**Task instructions**. Lines containing the string "第二步求一共卖了多少钱" are to be collected in full.

Data records
======

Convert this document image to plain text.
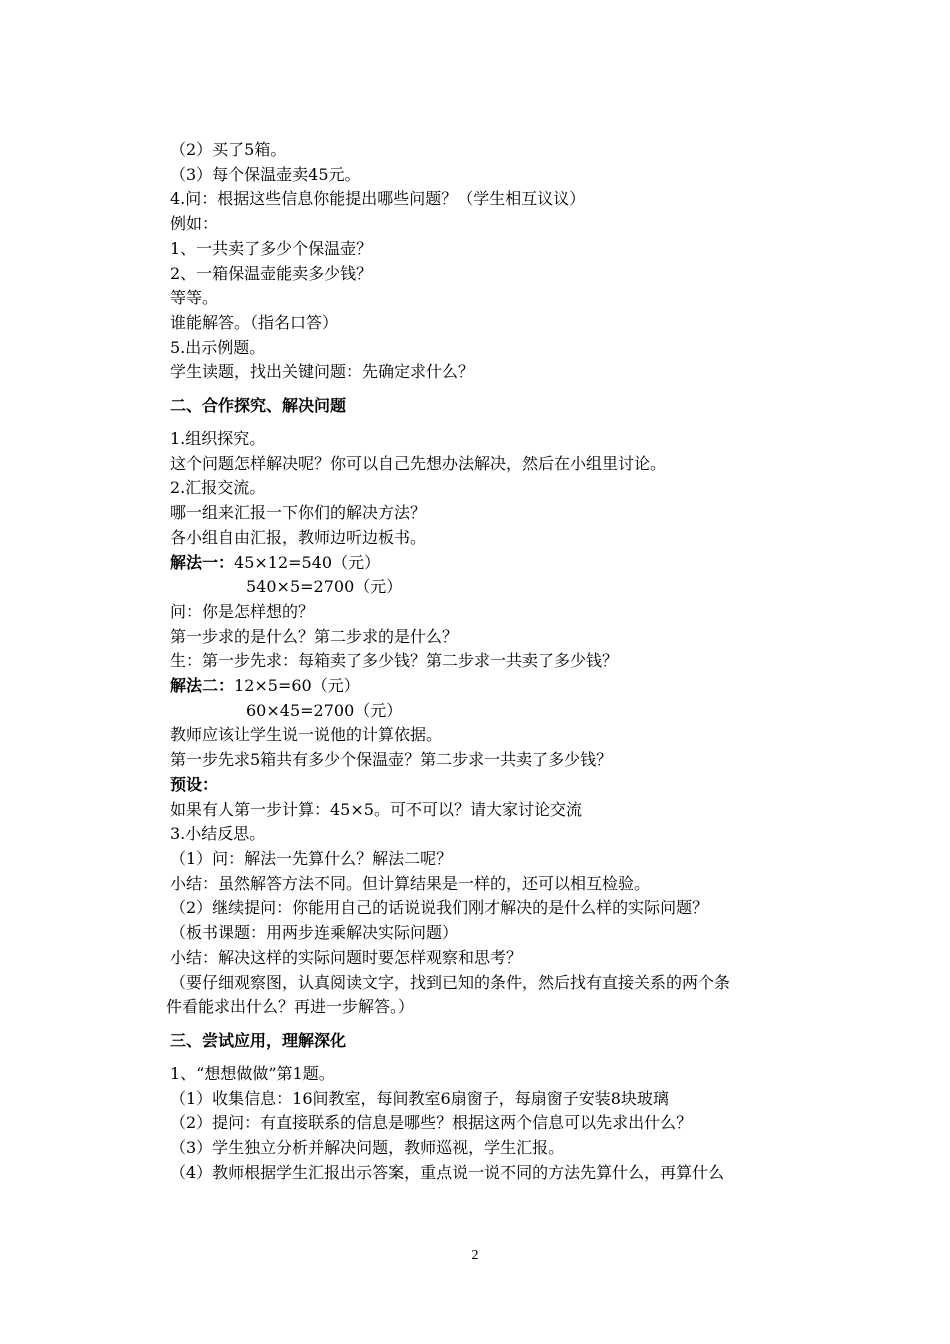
（2）买了5箱。

（3）每个保温壶卖45元。

4.问：根据这些信息你能提出哪些问题？（学生相互议议）

例如：

1、一共卖了多少个保温壶？

2、一箱保温壶能卖多少钱？

等等。

谁能解答。（指名口答）

5.出示例题。

学生读题，找出关键问题：先确定求什么？

二、合作探究、解决问题

1.组织探究。

这个问题怎样解决呢？你可以自己先想办法解决，然后在小组里讨论。

2.汇报交流。

哪一组来汇报一下你们的解决方法？

各小组自由汇报，教师边听边板书。

解法一：45×12=540（元）

540×5=2700（元）

问：你是怎样想的？

第一步求的是什么？第二步求的是什么？

生：第一步先求：每箱卖了多少钱？第二步求一共卖了多少钱？

解法二：12×5=60（元）

60×45=2700（元）

教师应该让学生说一说他的计算依据。

第一步先求5箱共有多少个保温壶？第二步求一共卖了多少钱？

预设：

如果有人第一步计算：45×5。可不可以？请大家讨论交流

3.小结反思。

（1）问：解法一先算什么？解法二呢？

小结：虽然解答方法不同。但计算结果是一样的，还可以相互检验。

（2）继续提问：你能用自己的话说说我们刚才解决的是什么样的实际问题？

（板书课题：用两步连乘解决实际问题）

小结：解决这样的实际问题时要怎样观察和思考？

（要仔细观察图，认真阅读文字，找到已知的条件，然后找有直接关系的两个条

件看能求出什么？再进一步解答。）

三、尝试应用，理解深化

1、“想想做做”第1题。

（1）收集信息：16间教室，每间教室6扇窗子，每扇窗子安装8块玻璃

（2）提问：有直接联系的信息是哪些？根据这两个信息可以先求出什么？

（3）学生独立分析并解决问题，教师巡视，学生汇报。

（4）教师根据学生汇报出示答案，重点说一说不同的方法先算什么，再算什么

2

======

**Output**.
生：第一步先求：每箱卖了多少钱？第二步求一共卖了多少钱？
第一步先求5箱共有多少个保温壶？第二步求一共卖了多少钱？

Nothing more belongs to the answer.